AIM.
Look at the entries below and reproduce them exactly.

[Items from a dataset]
○ ○ ○ ○ ○

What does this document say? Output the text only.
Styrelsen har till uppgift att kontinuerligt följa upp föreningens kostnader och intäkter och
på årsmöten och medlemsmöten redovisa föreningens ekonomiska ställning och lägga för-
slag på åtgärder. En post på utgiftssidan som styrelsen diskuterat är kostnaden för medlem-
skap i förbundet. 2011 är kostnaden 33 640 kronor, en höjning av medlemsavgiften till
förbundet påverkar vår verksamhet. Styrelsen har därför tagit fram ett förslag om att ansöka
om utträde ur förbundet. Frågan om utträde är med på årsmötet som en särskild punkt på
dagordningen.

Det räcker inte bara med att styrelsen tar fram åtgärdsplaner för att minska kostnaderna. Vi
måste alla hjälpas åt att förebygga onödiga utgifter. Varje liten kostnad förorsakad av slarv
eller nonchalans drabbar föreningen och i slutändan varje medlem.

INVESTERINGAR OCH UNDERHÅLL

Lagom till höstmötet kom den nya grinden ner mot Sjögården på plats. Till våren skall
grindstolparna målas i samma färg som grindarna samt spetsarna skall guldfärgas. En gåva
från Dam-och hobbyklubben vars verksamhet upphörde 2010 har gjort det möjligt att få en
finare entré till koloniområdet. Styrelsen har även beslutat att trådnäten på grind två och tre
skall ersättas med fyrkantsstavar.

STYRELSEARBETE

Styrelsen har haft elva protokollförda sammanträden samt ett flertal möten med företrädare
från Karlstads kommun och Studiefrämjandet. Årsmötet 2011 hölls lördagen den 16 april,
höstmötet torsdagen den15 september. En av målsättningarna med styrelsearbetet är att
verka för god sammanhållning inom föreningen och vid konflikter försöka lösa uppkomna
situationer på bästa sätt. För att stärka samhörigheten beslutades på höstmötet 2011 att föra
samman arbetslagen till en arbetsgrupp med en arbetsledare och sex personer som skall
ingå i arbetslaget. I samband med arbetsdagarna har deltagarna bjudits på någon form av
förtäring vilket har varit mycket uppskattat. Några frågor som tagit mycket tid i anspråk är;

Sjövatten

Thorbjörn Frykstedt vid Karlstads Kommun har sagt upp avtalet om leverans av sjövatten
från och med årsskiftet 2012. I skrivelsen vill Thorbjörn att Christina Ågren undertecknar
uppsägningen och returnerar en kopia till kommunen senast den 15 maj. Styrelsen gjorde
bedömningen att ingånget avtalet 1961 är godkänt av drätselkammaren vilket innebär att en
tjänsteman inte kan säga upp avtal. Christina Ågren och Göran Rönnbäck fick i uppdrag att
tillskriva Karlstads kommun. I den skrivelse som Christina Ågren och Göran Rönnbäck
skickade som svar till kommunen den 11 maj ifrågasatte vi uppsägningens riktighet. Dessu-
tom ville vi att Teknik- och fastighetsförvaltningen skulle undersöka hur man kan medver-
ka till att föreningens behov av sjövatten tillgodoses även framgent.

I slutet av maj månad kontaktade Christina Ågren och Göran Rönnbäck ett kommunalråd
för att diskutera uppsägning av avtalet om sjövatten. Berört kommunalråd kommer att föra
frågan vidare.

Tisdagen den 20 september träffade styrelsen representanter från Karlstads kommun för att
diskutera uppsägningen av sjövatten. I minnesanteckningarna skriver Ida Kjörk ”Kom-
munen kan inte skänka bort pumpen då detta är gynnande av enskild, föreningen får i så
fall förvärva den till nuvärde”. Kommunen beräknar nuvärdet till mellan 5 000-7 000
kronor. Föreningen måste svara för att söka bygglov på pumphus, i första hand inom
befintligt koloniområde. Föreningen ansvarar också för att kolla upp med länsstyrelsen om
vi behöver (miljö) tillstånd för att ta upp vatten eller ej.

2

○ ○ ○ ○ ○

EXPECTED ANSWER.
What does this document say? Output the text only.
Styrelsen har till uppgift att kontinuerligt följa upp föreningens kostnader och intäkter och
på årsmöten och medlemsmöten redovisa föreningens ekonomiska ställning och lägga för-
slag på åtgärder. En post på utgiftssidan som styrelsen diskuterat är kostnaden för medlem-
skap i förbundet. 2011 är kostnaden 33 640 kronor, en höjning av medlemsavgiften till
förbundet påverkar vår verksamhet. Styrelsen har därför tagit fram ett förslag om att ansöka
om utträde ur förbundet. Frågan om utträde är med på årsmötet som en särskild punkt på
dagordningen.

Det räcker inte bara med att styrelsen tar fram åtgärdsplaner för att minska kostnaderna. Vi
måste alla hjälpas åt att förebygga onödiga utgifter. Varje liten kostnad förorsakad av slarv
eller nonchalans drabbar föreningen och i slutändan varje medlem.

INVESTERINGAR OCH UNDERHÅLL

Lagom till höstmötet kom den nya grinden ner mot Sjögården på plats. Till våren skall
grindstolparna målas i samma färg som grindarna samt spetsarna skall guldfärgas. En gåva
från Dam-och hobbyklubben vars verksamhet upphörde 2010 har gjort det möjligt att få en
finare entré till koloniområdet. Styrelsen har även beslutat att trådnäten på grind två och tre
skall ersättas med fyrkantsstavar.

STYRELSEARBETE

Styrelsen har haft elva protokollförda sammanträden samt ett flertal möten med företrädare
från Karlstads kommun och Studiefrämjandet. Årsmötet 2011 hölls lördagen den 16 april,
höstmötet torsdagen den15 september. En av målsättningarna med styrelsearbetet är att
verka för god sammanhållning inom föreningen och vid konflikter försöka lösa uppkomna
situationer på bästa sätt. För att stärka samhörigheten beslutades på höstmötet 2011 att föra
samman arbetslagen till en arbetsgrupp med en arbetsledare och sex personer som skall
ingå i arbetslaget. I samband med arbetsdagarna har deltagarna bjudits på någon form av
förtäring vilket har varit mycket uppskattat. Några frågor som tagit mycket tid i anspråk är;

Sjövatten

Thorbjörn Frykstedt vid Karlstads Kommun har sagt upp avtalet om leverans av sjövatten
från och med årsskiftet 2012. I skrivelsen vill Thorbjörn att Christina Ågren undertecknar
uppsägningen och returnerar en kopia till kommunen senast den 15 maj. Styrelsen gjorde
bedömningen att ingånget avtalet 1961 är godkänt av drätselkammaren vilket innebär att en
tjänsteman inte kan säga upp avtal. Christina Ågren och Göran Rönnbäck fick i uppdrag att
tillskriva Karlstads kommun. I den skrivelse som Christina Ågren och Göran Rönnbäck
skickade som svar till kommunen den 11 maj ifrågasatte vi uppsägningens riktighet. Dessu-
tom ville vi att Teknik- och fastighetsförvaltningen skulle undersöka hur man kan medver-
ka till att föreningens behov av sjövatten tillgodoses även framgent.

I slutet av maj månad kontaktade Christina Ågren och Göran Rönnbäck ett kommunalråd
för att diskutera uppsägning av avtalet om sjövatten. Berört kommunalråd kommer att föra
frågan vidare.

Tisdagen den 20 september träffade styrelsen representanter från Karlstads kommun för att
diskutera uppsägningen av sjövatten. I minnesanteckningarna skriver Ida Kjörk ”Kom-
munen kan inte skänka bort pumpen då detta är gynnande av enskild, föreningen får i så
fall förvärva den till nuvärde”. Kommunen beräknar nuvärdet till mellan 5 000-7 000
kronor. Föreningen måste svara för att söka bygglov på pumphus, i första hand inom
befintligt koloniområde. Föreningen ansvarar också för att kolla upp med länsstyrelsen om
vi behöver (miljö) tillstånd för att ta upp vatten eller ej.

2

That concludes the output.